**Data supplied**:
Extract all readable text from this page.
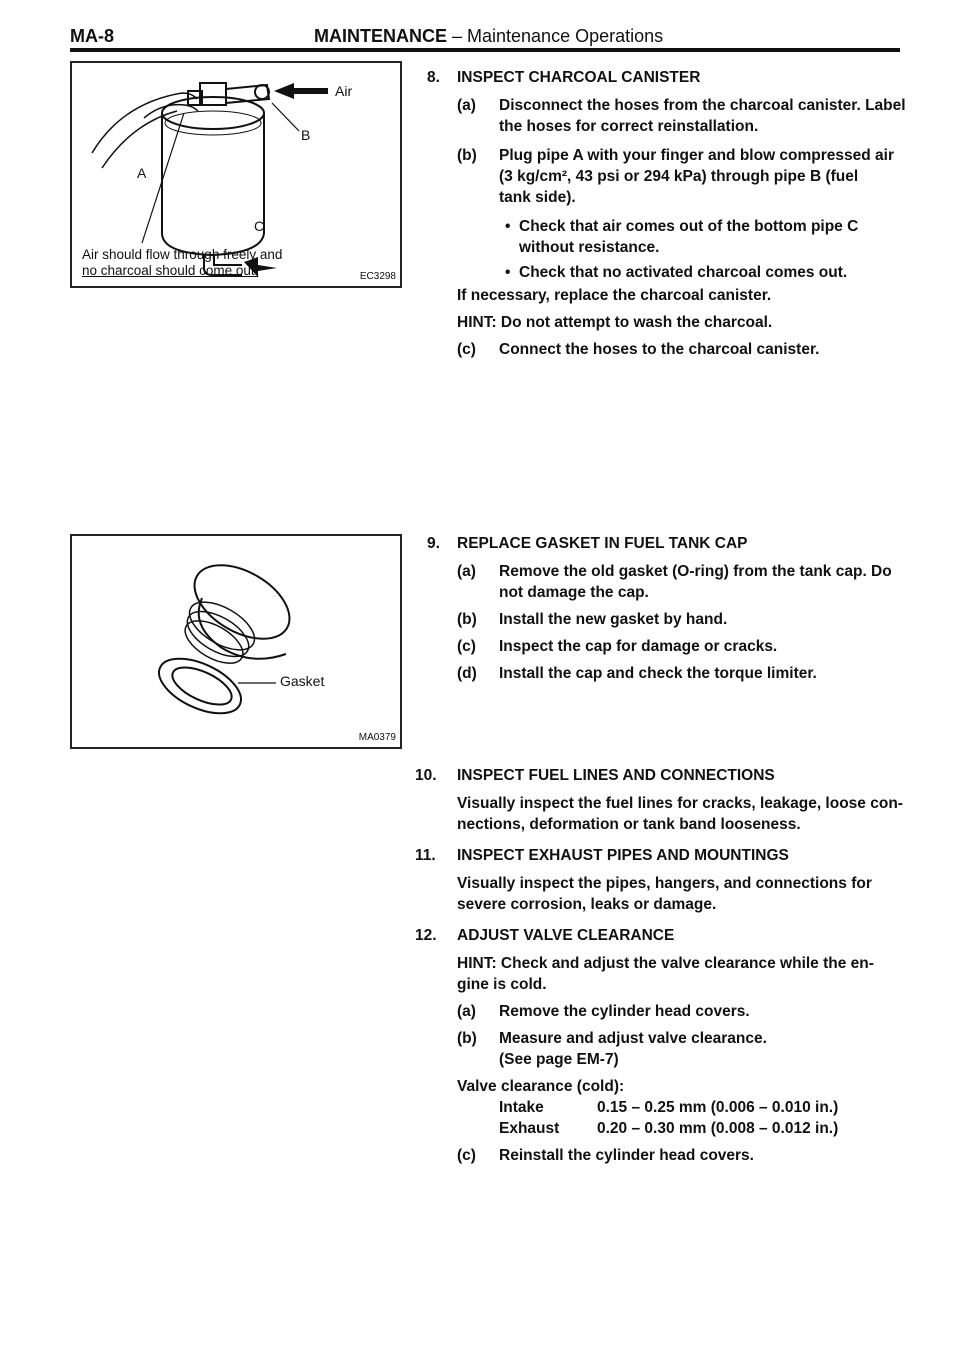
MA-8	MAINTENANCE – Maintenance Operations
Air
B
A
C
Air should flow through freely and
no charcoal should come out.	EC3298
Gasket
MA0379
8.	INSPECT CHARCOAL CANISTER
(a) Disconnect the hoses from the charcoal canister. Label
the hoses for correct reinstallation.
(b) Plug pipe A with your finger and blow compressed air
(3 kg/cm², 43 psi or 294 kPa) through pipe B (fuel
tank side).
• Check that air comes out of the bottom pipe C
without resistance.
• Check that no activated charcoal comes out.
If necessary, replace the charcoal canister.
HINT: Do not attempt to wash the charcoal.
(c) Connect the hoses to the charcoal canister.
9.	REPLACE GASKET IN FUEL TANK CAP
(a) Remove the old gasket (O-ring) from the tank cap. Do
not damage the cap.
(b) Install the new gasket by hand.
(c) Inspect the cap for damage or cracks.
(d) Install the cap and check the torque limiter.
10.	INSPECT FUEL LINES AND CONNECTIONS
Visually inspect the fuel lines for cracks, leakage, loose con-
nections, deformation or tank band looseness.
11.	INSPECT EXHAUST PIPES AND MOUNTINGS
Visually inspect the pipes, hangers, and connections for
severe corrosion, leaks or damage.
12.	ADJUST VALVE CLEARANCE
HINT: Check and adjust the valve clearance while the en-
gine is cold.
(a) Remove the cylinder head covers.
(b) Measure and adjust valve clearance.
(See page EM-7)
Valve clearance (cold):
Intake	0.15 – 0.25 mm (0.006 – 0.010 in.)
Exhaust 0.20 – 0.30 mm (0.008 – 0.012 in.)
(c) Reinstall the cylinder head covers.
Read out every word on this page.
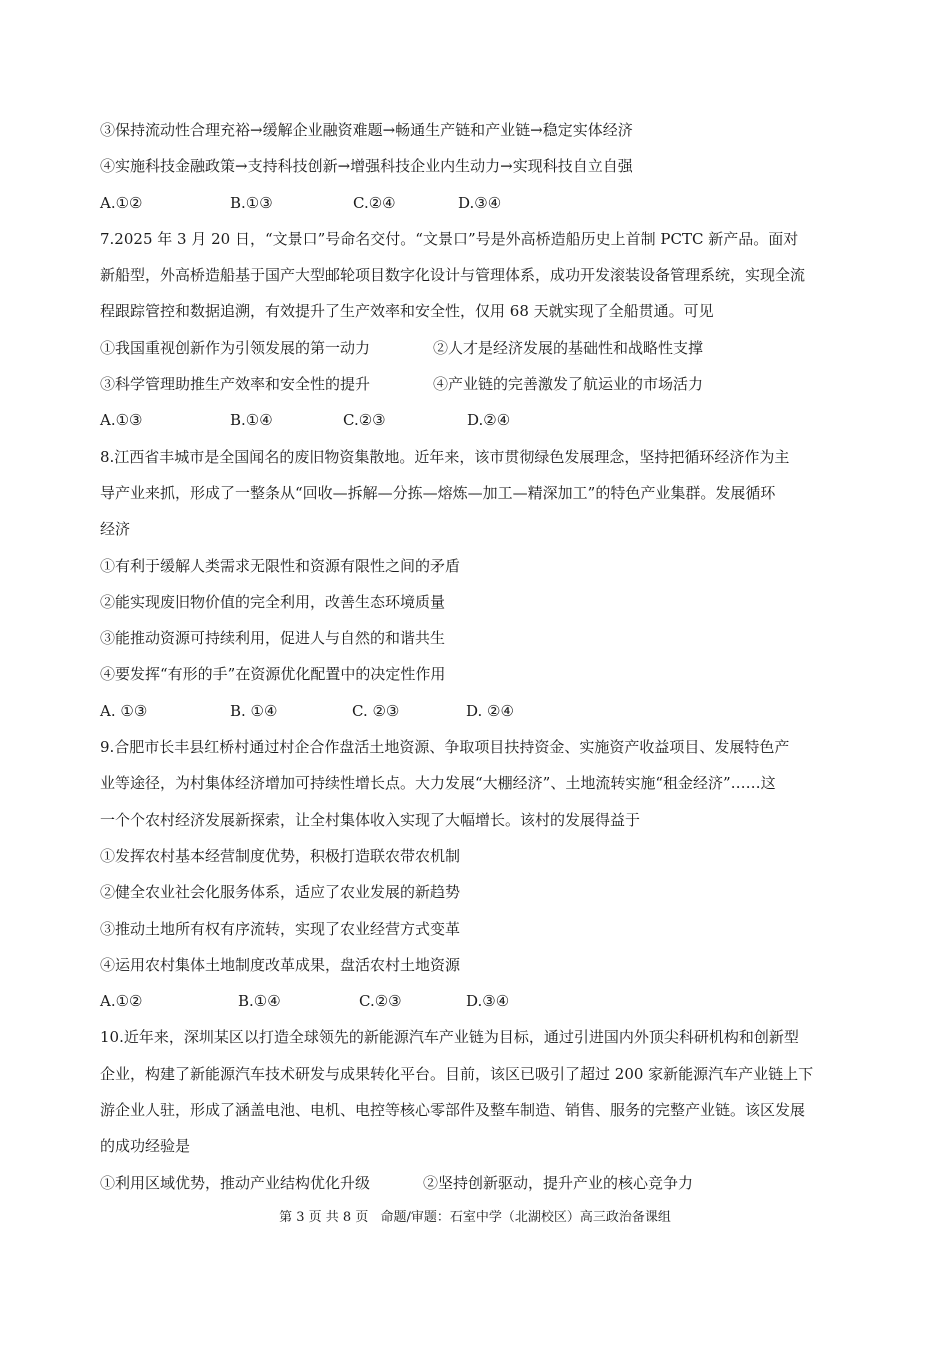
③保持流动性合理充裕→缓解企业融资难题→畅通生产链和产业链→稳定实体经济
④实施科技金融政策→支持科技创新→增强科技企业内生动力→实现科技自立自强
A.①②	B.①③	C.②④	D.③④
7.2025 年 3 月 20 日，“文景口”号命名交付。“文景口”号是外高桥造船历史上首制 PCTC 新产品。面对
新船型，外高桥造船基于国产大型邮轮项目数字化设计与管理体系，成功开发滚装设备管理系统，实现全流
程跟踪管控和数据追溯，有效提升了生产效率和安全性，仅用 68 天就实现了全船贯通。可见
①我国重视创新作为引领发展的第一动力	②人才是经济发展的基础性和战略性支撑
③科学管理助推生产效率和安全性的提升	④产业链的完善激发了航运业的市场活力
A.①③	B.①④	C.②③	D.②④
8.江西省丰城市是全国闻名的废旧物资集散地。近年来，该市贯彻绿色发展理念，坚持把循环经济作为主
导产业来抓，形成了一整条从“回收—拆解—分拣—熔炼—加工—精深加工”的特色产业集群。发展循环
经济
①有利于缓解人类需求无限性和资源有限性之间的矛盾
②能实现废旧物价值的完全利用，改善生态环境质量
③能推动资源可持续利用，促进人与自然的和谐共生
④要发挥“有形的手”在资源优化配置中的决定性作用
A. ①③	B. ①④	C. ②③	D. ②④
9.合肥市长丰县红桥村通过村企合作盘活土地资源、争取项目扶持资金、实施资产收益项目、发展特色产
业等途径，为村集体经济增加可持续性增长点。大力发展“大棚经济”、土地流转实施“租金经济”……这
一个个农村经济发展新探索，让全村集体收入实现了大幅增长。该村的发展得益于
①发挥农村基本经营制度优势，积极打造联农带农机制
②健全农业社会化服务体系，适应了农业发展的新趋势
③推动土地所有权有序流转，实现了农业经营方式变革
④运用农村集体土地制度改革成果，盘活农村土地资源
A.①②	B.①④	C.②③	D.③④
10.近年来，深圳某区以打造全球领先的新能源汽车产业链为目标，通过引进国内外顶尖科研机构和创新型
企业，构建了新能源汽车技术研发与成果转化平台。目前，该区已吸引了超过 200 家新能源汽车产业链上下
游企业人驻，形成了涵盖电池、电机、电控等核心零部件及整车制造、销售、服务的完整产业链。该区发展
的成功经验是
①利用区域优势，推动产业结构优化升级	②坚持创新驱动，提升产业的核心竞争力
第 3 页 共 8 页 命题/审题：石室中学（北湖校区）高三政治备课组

**Work to do**: Omit every picture, then repeat the remaining data exactly as it appears above.

**Response**:
Extract all readable text from this page.
MA-8	MAINTENANCE – Maintenance Operations
Air
B
A
C
Air should flow through freely and
no charcoal should come out.	EC3298
Gasket
MA0379
8.	INSPECT CHARCOAL CANISTER
(a) Disconnect the hoses from the charcoal canister. Label
the hoses for correct reinstallation.
(b) Plug pipe A with your finger and blow compressed air
(3 kg/cm², 43 psi or 294 kPa) through pipe B (fuel
tank side).
• Check that air comes out of the bottom pipe C
without resistance.
• Check that no activated charcoal comes out.
If necessary, replace the charcoal canister.
HINT: Do not attempt to wash the charcoal.
(c) Connect the hoses to the charcoal canister.
9.	REPLACE GASKET IN FUEL TANK CAP
(a) Remove the old gasket (O-ring) from the tank cap. Do
not damage the cap.
(b) Install the new gasket by hand.
(c) Inspect the cap for damage or cracks.
(d) Install the cap and check the torque limiter.
10.	INSPECT FUEL LINES AND CONNECTIONS
Visually inspect the fuel lines for cracks, leakage, loose con-
nections, deformation or tank band looseness.
11.	INSPECT EXHAUST PIPES AND MOUNTINGS
Visually inspect the pipes, hangers, and connections for
severe corrosion, leaks or damage.
12.	ADJUST VALVE CLEARANCE
HINT: Check and adjust the valve clearance while the en-
gine is cold.
(a) Remove the cylinder head covers.
(b) Measure and adjust valve clearance.
(See page EM-7)
Valve clearance (cold):
Intake	0.15 – 0.25 mm (0.006 – 0.010 in.)
Exhaust 0.20 – 0.30 mm (0.008 – 0.012 in.)
(c) Reinstall the cylinder head covers.
Read out every word on this page.
③保持流动性合理充裕→缓解企业融资难题→畅通生产链和产业链→稳定实体经济
④实施科技金融政策→支持科技创新→增强科技企业内生动力→实现科技自立自强
A.①②	B.①③	C.②④	D.③④
7.2025 年 3 月 20 日，“文景口”号命名交付。“文景口”号是外高桥造船历史上首制 PCTC 新产品。面对
新船型，外高桥造船基于国产大型邮轮项目数字化设计与管理体系，成功开发滚装设备管理系统，实现全流
程跟踪管控和数据追溯，有效提升了生产效率和安全性，仅用 68 天就实现了全船贯通。可见
①我国重视创新作为引领发展的第一动力	②人才是经济发展的基础性和战略性支撑
③科学管理助推生产效率和安全性的提升	④产业链的完善激发了航运业的市场活力
A.①③	B.①④	C.②③	D.②④
8.江西省丰城市是全国闻名的废旧物资集散地。近年来，该市贯彻绿色发展理念，坚持把循环经济作为主
导产业来抓，形成了一整条从“回收—拆解—分拣—熔炼—加工—精深加工”的特色产业集群。发展循环
经济
①有利于缓解人类需求无限性和资源有限性之间的矛盾
②能实现废旧物价值的完全利用，改善生态环境质量
③能推动资源可持续利用，促进人与自然的和谐共生
④要发挥“有形的手”在资源优化配置中的决定性作用
A. ①③	B. ①④	C. ②③	D. ②④
9.合肥市长丰县红桥村通过村企合作盘活土地资源、争取项目扶持资金、实施资产收益项目、发展特色产
业等途径，为村集体经济增加可持续性增长点。大力发展“大棚经济”、土地流转实施“租金经济”……这
一个个农村经济发展新探索，让全村集体收入实现了大幅增长。该村的发展得益于
①发挥农村基本经营制度优势，积极打造联农带农机制
②健全农业社会化服务体系，适应了农业发展的新趋势
③推动土地所有权有序流转，实现了农业经营方式变革
④运用农村集体土地制度改革成果，盘活农村土地资源
A.①②	B.①④	C.②③	D.③④
10.近年来，深圳某区以打造全球领先的新能源汽车产业链为目标，通过引进国内外顶尖科研机构和创新型
企业，构建了新能源汽车技术研发与成果转化平台。目前，该区已吸引了超过 200 家新能源汽车产业链上下
游企业人驻，形成了涵盖电池、电机、电控等核心零部件及整车制造、销售、服务的完整产业链。该区发展
的成功经验是
①利用区域优势，推动产业结构优化升级	②坚持创新驱动，提升产业的核心竞争力
第 3 页 共 8 页 命题/审题：石室中学（北湖校区）高三政治备课组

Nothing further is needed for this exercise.